[START OF Selected excerpt]
Skip to content

Data Schema

Ben Murray edited this page Mar 5, 2021 · 21 revisions

Data schema definition

As CSV files don't provide a first-class way of carrying type information, this must somehow be determined so that it can be stored and processed efficiently. There are several approaches that typically get used to achieve this.

  • Discovering the schema from the dataset
  • Specifying the schema

Discovering the schema from the dataset

This method involves parsing the data to understand what data types may be present. Typically, it involves falling back to the most specialised format that fits the data. This is complicated by a couple of factors though. The first complication is that a csv file may have fields that contain a mixture of empty entries and typed values. In this case, we may want to convert this single field into two fields, one that is strongly typed for the values that are present, and one indicating whether values are present. The second complication is that very large files impose a significant upfront cost during schema discovery, and we wish to avoid that if possible. The third complication is that some string fields contain only a few categorical values, and we need to identify when this is the case and convert the field to integer values with an accompanying key. What we cannot do however, is recover any implicit ordering to the categories.

Specifying the schema

A manual specification of the schema may be more time-consuming, but it allows full control over the resulting fields. A hybrid approach is of course possible, where schema discovery is performed and then manually corrected, but this is not implemented for ExeTera at present.

The Schema

The ExeTera schema is a json file containing a description of each group and the fields that make up the groups.

Top level tags

ExeTera expects two top-level tags. The first indicates that this is an ExeTera schema file, and the second is a schema tag.
[END OF Selected excerpt]
[START OF Raw records]
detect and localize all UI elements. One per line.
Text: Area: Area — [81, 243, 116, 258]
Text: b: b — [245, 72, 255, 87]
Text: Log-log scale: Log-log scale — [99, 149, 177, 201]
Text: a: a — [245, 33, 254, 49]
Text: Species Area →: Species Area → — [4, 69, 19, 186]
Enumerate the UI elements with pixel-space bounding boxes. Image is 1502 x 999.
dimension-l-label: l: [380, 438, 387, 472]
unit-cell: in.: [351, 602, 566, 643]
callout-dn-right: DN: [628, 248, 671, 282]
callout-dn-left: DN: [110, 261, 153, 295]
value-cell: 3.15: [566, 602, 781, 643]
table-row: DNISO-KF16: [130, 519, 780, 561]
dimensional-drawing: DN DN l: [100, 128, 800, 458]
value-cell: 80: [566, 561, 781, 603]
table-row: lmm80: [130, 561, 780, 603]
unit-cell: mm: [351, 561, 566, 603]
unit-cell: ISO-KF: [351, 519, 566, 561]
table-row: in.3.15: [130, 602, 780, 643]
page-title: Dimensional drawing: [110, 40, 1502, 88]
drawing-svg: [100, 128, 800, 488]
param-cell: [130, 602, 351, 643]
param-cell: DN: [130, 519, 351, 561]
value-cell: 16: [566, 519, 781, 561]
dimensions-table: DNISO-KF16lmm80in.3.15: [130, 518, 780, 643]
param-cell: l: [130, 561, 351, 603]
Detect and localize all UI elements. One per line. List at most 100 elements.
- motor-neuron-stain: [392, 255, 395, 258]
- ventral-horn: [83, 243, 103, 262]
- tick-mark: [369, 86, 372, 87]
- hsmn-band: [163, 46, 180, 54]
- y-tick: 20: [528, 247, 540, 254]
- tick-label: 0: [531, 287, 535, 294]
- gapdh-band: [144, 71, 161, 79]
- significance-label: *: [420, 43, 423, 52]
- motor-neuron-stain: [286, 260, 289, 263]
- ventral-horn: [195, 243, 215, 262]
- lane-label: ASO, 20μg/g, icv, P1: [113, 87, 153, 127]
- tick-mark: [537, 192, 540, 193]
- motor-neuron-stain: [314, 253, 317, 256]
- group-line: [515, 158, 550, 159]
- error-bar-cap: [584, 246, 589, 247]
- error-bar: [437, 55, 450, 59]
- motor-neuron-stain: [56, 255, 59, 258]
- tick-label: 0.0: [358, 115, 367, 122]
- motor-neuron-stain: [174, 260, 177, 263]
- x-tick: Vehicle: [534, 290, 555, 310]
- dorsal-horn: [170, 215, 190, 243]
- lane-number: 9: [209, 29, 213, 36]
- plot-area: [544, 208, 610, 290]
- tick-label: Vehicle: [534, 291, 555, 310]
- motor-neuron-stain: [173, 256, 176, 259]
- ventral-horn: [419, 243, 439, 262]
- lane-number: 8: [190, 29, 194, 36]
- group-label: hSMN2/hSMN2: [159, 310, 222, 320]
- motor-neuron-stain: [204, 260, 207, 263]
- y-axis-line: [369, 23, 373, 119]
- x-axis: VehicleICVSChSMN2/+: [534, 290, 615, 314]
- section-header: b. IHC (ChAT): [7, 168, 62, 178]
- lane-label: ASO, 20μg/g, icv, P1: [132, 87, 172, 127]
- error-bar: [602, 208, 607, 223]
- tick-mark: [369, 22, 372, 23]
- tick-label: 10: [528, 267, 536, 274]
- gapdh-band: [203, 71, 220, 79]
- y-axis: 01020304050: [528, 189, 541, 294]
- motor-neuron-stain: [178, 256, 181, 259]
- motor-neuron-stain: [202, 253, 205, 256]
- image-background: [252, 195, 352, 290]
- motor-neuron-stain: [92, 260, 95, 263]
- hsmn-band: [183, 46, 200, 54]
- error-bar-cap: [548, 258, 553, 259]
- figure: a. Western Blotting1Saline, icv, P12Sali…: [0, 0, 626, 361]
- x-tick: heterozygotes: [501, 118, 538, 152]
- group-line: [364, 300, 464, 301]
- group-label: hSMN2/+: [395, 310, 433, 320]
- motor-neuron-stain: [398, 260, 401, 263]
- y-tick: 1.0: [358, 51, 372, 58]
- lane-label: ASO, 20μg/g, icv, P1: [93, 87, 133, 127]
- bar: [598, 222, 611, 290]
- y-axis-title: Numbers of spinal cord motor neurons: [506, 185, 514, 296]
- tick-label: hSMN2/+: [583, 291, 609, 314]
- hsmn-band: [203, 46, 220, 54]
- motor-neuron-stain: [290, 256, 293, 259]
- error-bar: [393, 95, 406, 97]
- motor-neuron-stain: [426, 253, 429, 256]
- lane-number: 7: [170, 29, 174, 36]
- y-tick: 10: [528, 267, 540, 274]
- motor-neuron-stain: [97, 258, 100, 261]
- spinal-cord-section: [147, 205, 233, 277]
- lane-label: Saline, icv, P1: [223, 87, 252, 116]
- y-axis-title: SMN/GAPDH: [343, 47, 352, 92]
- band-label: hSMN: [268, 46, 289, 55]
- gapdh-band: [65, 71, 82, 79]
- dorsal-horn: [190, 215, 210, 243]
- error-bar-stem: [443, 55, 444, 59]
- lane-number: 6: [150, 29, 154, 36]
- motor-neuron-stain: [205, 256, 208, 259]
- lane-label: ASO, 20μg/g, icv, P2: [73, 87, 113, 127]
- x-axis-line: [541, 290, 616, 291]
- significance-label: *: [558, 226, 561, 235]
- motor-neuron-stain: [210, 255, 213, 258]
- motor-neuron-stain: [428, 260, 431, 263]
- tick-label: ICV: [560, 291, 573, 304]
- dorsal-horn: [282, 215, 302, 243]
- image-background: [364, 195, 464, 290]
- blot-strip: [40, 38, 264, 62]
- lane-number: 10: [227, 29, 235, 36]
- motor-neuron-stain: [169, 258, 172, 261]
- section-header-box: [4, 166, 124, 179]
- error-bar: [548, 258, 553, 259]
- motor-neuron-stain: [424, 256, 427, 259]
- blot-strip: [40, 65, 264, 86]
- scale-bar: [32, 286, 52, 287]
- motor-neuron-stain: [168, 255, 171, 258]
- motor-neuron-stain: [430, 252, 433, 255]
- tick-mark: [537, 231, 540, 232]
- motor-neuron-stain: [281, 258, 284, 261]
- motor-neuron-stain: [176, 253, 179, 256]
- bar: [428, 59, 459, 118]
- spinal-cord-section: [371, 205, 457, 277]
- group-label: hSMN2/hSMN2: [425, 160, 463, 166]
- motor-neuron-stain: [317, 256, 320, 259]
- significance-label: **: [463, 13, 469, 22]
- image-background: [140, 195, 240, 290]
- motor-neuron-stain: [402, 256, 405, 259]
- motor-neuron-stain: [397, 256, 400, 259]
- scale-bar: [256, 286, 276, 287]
[END OF Raw records]
Written request
Write the next part of the ExeTera data schema page, picking up right after its last sentence about the two top-level tags.

Exercise answer
{
    "exetera": {
        "version": "1.0.0"
    },
    "schema": {
        ...
    }
}

Note that older versions of the schema can have hystore (the old name for exetera) instead of exetera.

Schema tag

The schema tag contains a set of group tags that indicate the name of each group

{
    ...
    "schema": {
        <table1>: ...,
        <table2>: ...,
        <table_blah>: ...
    }
}

Each entry contains a dictionary conforming to the table schema element.

Table tag

Each table entry describes a single table, the relationships between them, and descriptions for the fields within them.

<a_table>: {
  "primary_keys": ...,
  "foreign_keys": ...,
  "fields": ...
}

Table: primary key tag

Primary keys is a list of fields in the table that together uniquely identify each row:

  • This tag can be absent if the table has no primary key.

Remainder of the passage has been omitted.